Directive:
The listing below should be copied in full, word for word.

Available records:
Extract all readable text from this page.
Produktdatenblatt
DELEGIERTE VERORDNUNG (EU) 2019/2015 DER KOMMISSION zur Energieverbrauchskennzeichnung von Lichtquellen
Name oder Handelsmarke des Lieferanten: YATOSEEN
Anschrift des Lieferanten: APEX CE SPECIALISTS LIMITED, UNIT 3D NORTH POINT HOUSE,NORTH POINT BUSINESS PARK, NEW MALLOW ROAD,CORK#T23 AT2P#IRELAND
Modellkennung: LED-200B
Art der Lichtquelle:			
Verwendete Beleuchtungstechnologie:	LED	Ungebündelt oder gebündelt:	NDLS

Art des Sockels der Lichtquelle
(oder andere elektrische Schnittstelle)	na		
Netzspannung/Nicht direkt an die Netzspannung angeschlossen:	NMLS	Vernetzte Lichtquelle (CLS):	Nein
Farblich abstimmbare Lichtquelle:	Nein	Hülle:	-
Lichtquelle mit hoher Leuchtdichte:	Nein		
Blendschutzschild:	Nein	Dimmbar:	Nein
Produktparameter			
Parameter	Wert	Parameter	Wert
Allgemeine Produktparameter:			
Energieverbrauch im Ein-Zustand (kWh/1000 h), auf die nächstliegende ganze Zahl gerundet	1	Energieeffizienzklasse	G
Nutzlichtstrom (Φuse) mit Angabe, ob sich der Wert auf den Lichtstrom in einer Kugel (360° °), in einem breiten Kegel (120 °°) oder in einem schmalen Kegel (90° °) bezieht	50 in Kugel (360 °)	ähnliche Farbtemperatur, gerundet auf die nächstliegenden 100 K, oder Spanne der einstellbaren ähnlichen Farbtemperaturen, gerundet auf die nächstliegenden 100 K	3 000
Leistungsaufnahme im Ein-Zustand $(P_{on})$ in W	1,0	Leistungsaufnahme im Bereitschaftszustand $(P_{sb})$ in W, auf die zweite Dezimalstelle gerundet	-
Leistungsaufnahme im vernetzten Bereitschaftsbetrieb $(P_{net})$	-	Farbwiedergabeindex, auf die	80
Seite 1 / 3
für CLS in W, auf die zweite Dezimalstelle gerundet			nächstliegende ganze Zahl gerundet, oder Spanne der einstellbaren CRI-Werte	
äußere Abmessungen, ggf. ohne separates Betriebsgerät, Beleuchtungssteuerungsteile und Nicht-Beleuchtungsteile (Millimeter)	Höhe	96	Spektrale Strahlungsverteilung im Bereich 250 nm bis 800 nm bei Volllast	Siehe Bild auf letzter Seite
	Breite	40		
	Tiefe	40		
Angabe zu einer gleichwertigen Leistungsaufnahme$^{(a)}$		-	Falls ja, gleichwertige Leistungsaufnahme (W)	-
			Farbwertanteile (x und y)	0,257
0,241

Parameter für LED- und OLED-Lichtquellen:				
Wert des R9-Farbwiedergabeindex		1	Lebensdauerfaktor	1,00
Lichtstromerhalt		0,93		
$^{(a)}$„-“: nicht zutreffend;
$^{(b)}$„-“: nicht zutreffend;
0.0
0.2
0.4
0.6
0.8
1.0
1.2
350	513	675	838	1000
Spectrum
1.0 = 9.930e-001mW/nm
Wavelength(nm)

Solved exercise:
Extract all readable text from this page.
Produktdatenblatt
DELEGIERTE VERORDNUNG (EU) 2019/2015 DER KOMMISSION zur Energieverbrauchskennzeichnung von Lichtquellen
Name oder Handelsmarke des Lieferanten: YATOSEEN
Anschrift des Lieferanten: APEX CE SPECIALISTS LIMITED, UNIT 3D NORTH POINT HOUSE,NORTH POINT BUSINESS PARK, NEW MALLOW ROAD,CORK#T23 AT2P#IRELAND
Modellkennung: LED-200B
Art der Lichtquelle:			
Verwendete Beleuchtungstechnologie:	LED	Ungebündelt oder gebündelt:	NDLS

Art des Sockels der Lichtquelle
(oder andere elektrische Schnittstelle)	na		
Netzspannung/Nicht direkt an die Netzspannung angeschlossen:	NMLS	Vernetzte Lichtquelle (CLS):	Nein
Farblich abstimmbare Lichtquelle:	Nein	Hülle:	-
Lichtquelle mit hoher Leuchtdichte:	Nein		
Blendschutzschild:	Nein	Dimmbar:	Nein
Produktparameter			
Parameter	Wert	Parameter	Wert
Allgemeine Produktparameter:			
Energieverbrauch im Ein-Zustand (kWh/1000 h), auf die nächstliegende ganze Zahl gerundet	1	Energieeffizienzklasse	G
Nutzlichtstrom (Φuse) mit Angabe, ob sich der Wert auf den Lichtstrom in einer Kugel (360° °), in einem breiten Kegel (120 °°) oder in einem schmalen Kegel (90° °) bezieht	50 in Kugel (360 °)	ähnliche Farbtemperatur, gerundet auf die nächstliegenden 100 K, oder Spanne der einstellbaren ähnlichen Farbtemperaturen, gerundet auf die nächstliegenden 100 K	3 000
Leistungsaufnahme im Ein-Zustand $(P_{on})$ in W	1,0	Leistungsaufnahme im Bereitschaftszustand $(P_{sb})$ in W, auf die zweite Dezimalstelle gerundet	-
Leistungsaufnahme im vernetzten Bereitschaftsbetrieb $(P_{net})$	-	Farbwiedergabeindex, auf die	80
Seite 1 / 3
für CLS in W, auf die zweite Dezimalstelle gerundet			nächstliegende ganze Zahl gerundet, oder Spanne der einstellbaren CRI-Werte	
äußere Abmessungen, ggf. ohne separates Betriebsgerät, Beleuchtungssteuerungsteile und Nicht-Beleuchtungsteile (Millimeter)	Höhe	96	Spektrale Strahlungsverteilung im Bereich 250 nm bis 800 nm bei Volllast	Siehe Bild auf letzter Seite
	Breite	40		
	Tiefe	40		
Angabe zu einer gleichwertigen Leistungsaufnahme$^{(a)}$		-	Falls ja, gleichwertige Leistungsaufnahme (W)	-
			Farbwertanteile (x und y)	0,257
0,241

Parameter für LED- und OLED-Lichtquellen:				
Wert des R9-Farbwiedergabeindex		1	Lebensdauerfaktor	1,00
Lichtstromerhalt		0,93		
$^{(a)}$„-“: nicht zutreffend;
$^{(b)}$„-“: nicht zutreffend;
0.0
0.2
0.4
0.6
0.8
1.0
1.2
350	513	675	838	1000
Spectrum
1.0 = 9.930e-001mW/nm
Wavelength(nm)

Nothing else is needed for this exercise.